> [DIRECTION]:
Will you extract the entries word for word? Images should not appear in the copy.

Items from a dataset:
········

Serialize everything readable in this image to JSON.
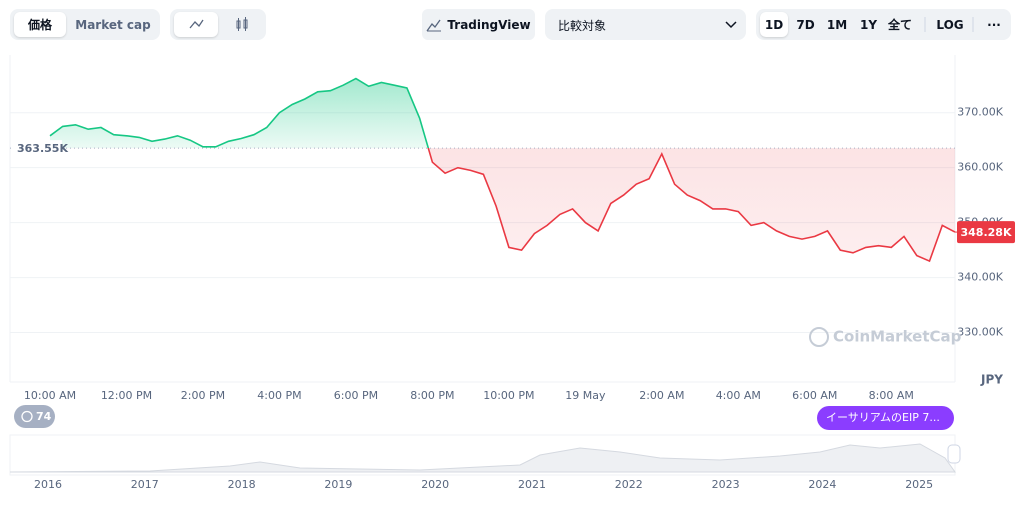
{
  "toolbar": {
    "price_tab": "価格",
    "market_cap_tab": "Market cap",
    "tradingview": "TradingView",
    "compare": "比較対象",
    "ranges": [
      "1D",
      "7D",
      "1M",
      "1Y",
      "全て"
    ],
    "log": "LOG",
    "more": "···"
  },
  "chart_data": {
    "type": "line",
    "categories": [
      "10:00 AM",
      null,
      null,
      null,
      null,
      null,
      "12:00 PM",
      null,
      null,
      null,
      null,
      null,
      "2:00 PM",
      null,
      null,
      null,
      null,
      null,
      "4:00 PM",
      null,
      null,
      null,
      null,
      null,
      "6:00 PM",
      null,
      null,
      null,
      null,
      null,
      "8:00 PM",
      null,
      null,
      null,
      null,
      null,
      "10:00 PM",
      null,
      null,
      null,
      null,
      null,
      "19 May",
      null,
      null,
      null,
      null,
      null,
      "2:00 AM",
      null,
      null,
      null,
      null,
      null,
      "4:00 AM",
      null,
      null,
      null,
      null,
      null,
      "6:00 AM",
      null,
      null,
      null,
      null,
      null,
      "8:00 AM",
      null,
      null,
      null,
      null,
      null
    ],
    "values": [
      365800,
      367500,
      367800,
      367000,
      367300,
      366000,
      365800,
      365500,
      364800,
      365200,
      365800,
      365000,
      363800,
      363800,
      364800,
      365300,
      366000,
      367300,
      370000,
      371500,
      372500,
      373800,
      374000,
      375000,
      376200,
      374800,
      375500,
      375000,
      374500,
      369000,
      361000,
      359000,
      360000,
      359500,
      358800,
      353000,
      345500,
      345000,
      348000,
      349500,
      351500,
      352500,
      350000,
      348500,
      353500,
      355000,
      357000,
      358000,
      362500,
      357000,
      355000,
      354000,
      352500,
      352500,
      352000,
      349500,
      350000,
      348500,
      347500,
      347000,
      347500,
      348500,
      345000,
      344500,
      345500,
      345800,
      345500,
      347500,
      344000,
      343000,
      349500,
      348280
    ],
    "baseline": {
      "value": 363550,
      "label": "363.55K"
    },
    "last_price": {
      "value": 348280,
      "label": "348.28K"
    },
    "up_color": "#16c784",
    "down_color": "#ea3943",
    "ylim": [
      321000,
      380500
    ],
    "yticks": [
      {
        "value": 330000,
        "label": "330.00K"
      },
      {
        "value": 340000,
        "label": "340.00K"
      },
      {
        "value": 350000,
        "label": "350.00K"
      },
      {
        "value": 360000,
        "label": "360.00K"
      },
      {
        "value": 370000,
        "label": "370.00K"
      }
    ],
    "y_unit": "JPY",
    "grid": true,
    "watermark": "CoinMarketCap"
  },
  "events": {
    "count": 74,
    "news": "イーサリアムのEIP 7..."
  },
  "navigator": {
    "years": [
      "2016",
      "2017",
      "2018",
      "2019",
      "2020",
      "2021",
      "2022",
      "2023",
      "2024",
      "2025"
    ]
  }
}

········

> [THE OUTPUT]:
Serialize everything readable in this image to JSON.
{
  "toolbar": {
    "price_tab": "価格",
    "market_cap_tab": "Market cap",
    "tradingview": "TradingView",
    "compare": "比較対象",
    "ranges": [
      "1D",
      "7D",
      "1M",
      "1Y",
      "全て"
    ],
    "log": "LOG",
    "more": "···"
  },
  "chart_data": {
    "type": "line",
    "categories": [
      "10:00 AM",
      null,
      null,
      null,
      null,
      null,
      "12:00 PM",
      null,
      null,
      null,
      null,
      null,
      "2:00 PM",
      null,
      null,
      null,
      null,
      null,
      "4:00 PM",
      null,
      null,
      null,
      null,
      null,
      "6:00 PM",
      null,
      null,
      null,
      null,
      null,
      "8:00 PM",
      null,
      null,
      null,
      null,
      null,
      "10:00 PM",
      null,
      null,
      null,
      null,
      null,
      "19 May",
      null,
      null,
      null,
      null,
      null,
      "2:00 AM",
      null,
      null,
      null,
      null,
      null,
      "4:00 AM",
      null,
      null,
      null,
      null,
      null,
      "6:00 AM",
      null,
      null,
      null,
      null,
      null,
      "8:00 AM",
      null,
      null,
      null,
      null,
      null
    ],
    "values": [
      365800,
      367500,
      367800,
      367000,
      367300,
      366000,
      365800,
      365500,
      364800,
      365200,
      365800,
      365000,
      363800,
      363800,
      364800,
      365300,
      366000,
      367300,
      370000,
      371500,
      372500,
      373800,
      374000,
      375000,
      376200,
      374800,
      375500,
      375000,
      374500,
      369000,
      361000,
      359000,
      360000,
      359500,
      358800,
      353000,
      345500,
      345000,
      348000,
      349500,
      351500,
      352500,
      350000,
      348500,
      353500,
      355000,
      357000,
      358000,
      362500,
      357000,
      355000,
      354000,
      352500,
      352500,
      352000,
      349500,
      350000,
      348500,
      347500,
      347000,
      347500,
      348500,
      345000,
      344500,
      345500,
      345800,
      345500,
      347500,
      344000,
      343000,
      349500,
      348280
    ],
    "baseline": {
      "value": 363550,
      "label": "363.55K"
    },
    "last_price": {
      "value": 348280,
      "label": "348.28K"
    },
    "up_color": "#16c784",
    "down_color": "#ea3943",
    "ylim": [
      321000,
      380500
    ],
    "yticks": [
      {
        "value": 330000,
        "label": "330.00K"
      },
      {
        "value": 340000,
        "label": "340.00K"
      },
      {
        "value": 350000,
        "label": "350.00K"
      },
      {
        "value": 360000,
        "label": "360.00K"
      },
      {
        "value": 370000,
        "label": "370.00K"
      }
    ],
    "y_unit": "JPY",
    "grid": true,
    "watermark": "CoinMarketCap"
  },
  "events": {
    "count": 74,
    "news": "イーサリアムのEIP 7..."
  },
  "navigator": {
    "years": [
      "2016",
      "2017",
      "2018",
      "2019",
      "2020",
      "2021",
      "2022",
      "2023",
      "2024",
      "2025"
    ]
  }
}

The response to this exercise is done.